▶ Problem to solve: Without the pictures, copy all the entries below exactly.

▶ Data in this exercise:
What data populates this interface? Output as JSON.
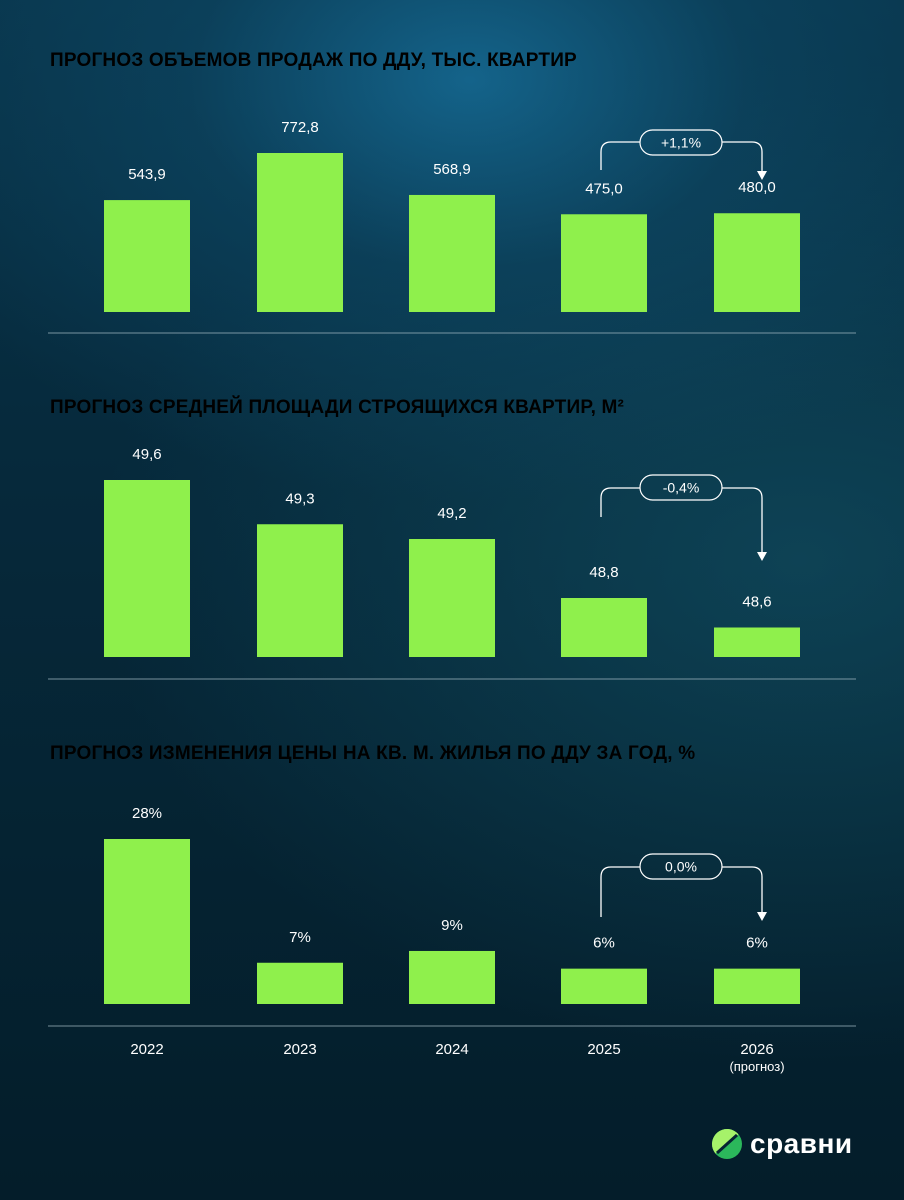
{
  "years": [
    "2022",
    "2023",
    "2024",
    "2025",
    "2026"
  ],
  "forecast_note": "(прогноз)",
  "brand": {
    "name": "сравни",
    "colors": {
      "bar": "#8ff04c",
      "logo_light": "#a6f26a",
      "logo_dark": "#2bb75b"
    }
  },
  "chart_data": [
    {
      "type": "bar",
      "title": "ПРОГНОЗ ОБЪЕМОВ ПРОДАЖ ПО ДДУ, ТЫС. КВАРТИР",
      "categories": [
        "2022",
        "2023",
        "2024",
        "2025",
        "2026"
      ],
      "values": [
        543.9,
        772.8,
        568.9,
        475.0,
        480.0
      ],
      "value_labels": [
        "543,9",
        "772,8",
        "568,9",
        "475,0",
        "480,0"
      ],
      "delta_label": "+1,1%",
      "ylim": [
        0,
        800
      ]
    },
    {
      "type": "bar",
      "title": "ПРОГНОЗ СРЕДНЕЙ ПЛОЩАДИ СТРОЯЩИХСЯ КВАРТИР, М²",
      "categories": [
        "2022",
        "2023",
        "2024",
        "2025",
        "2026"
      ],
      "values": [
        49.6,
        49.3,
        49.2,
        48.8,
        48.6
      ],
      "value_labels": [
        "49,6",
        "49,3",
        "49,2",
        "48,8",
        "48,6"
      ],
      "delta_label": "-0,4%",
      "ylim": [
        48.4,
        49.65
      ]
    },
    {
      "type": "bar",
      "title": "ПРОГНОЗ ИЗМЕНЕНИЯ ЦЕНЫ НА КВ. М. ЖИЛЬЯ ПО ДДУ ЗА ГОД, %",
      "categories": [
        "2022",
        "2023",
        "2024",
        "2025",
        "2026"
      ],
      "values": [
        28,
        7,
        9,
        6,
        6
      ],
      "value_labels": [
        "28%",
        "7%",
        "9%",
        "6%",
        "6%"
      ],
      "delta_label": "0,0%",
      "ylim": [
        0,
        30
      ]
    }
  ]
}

▶ Problem solution:
What data populates this interface? Output as JSON.
{
  "years": [
    "2022",
    "2023",
    "2024",
    "2025",
    "2026"
  ],
  "forecast_note": "(прогноз)",
  "brand": {
    "name": "сравни",
    "colors": {
      "bar": "#8ff04c",
      "logo_light": "#a6f26a",
      "logo_dark": "#2bb75b"
    }
  },
  "chart_data": [
    {
      "type": "bar",
      "title": "ПРОГНОЗ ОБЪЕМОВ ПРОДАЖ ПО ДДУ, ТЫС. КВАРТИР",
      "categories": [
        "2022",
        "2023",
        "2024",
        "2025",
        "2026"
      ],
      "values": [
        543.9,
        772.8,
        568.9,
        475.0,
        480.0
      ],
      "value_labels": [
        "543,9",
        "772,8",
        "568,9",
        "475,0",
        "480,0"
      ],
      "delta_label": "+1,1%",
      "ylim": [
        0,
        800
      ]
    },
    {
      "type": "bar",
      "title": "ПРОГНОЗ СРЕДНЕЙ ПЛОЩАДИ СТРОЯЩИХСЯ КВАРТИР, М²",
      "categories": [
        "2022",
        "2023",
        "2024",
        "2025",
        "2026"
      ],
      "values": [
        49.6,
        49.3,
        49.2,
        48.8,
        48.6
      ],
      "value_labels": [
        "49,6",
        "49,3",
        "49,2",
        "48,8",
        "48,6"
      ],
      "delta_label": "-0,4%",
      "ylim": [
        48.4,
        49.65
      ]
    },
    {
      "type": "bar",
      "title": "ПРОГНОЗ ИЗМЕНЕНИЯ ЦЕНЫ НА КВ. М. ЖИЛЬЯ ПО ДДУ ЗА ГОД, %",
      "categories": [
        "2022",
        "2023",
        "2024",
        "2025",
        "2026"
      ],
      "values": [
        28,
        7,
        9,
        6,
        6
      ],
      "value_labels": [
        "28%",
        "7%",
        "9%",
        "6%",
        "6%"
      ],
      "delta_label": "0,0%",
      "ylim": [
        0,
        30
      ]
    }
  ]
}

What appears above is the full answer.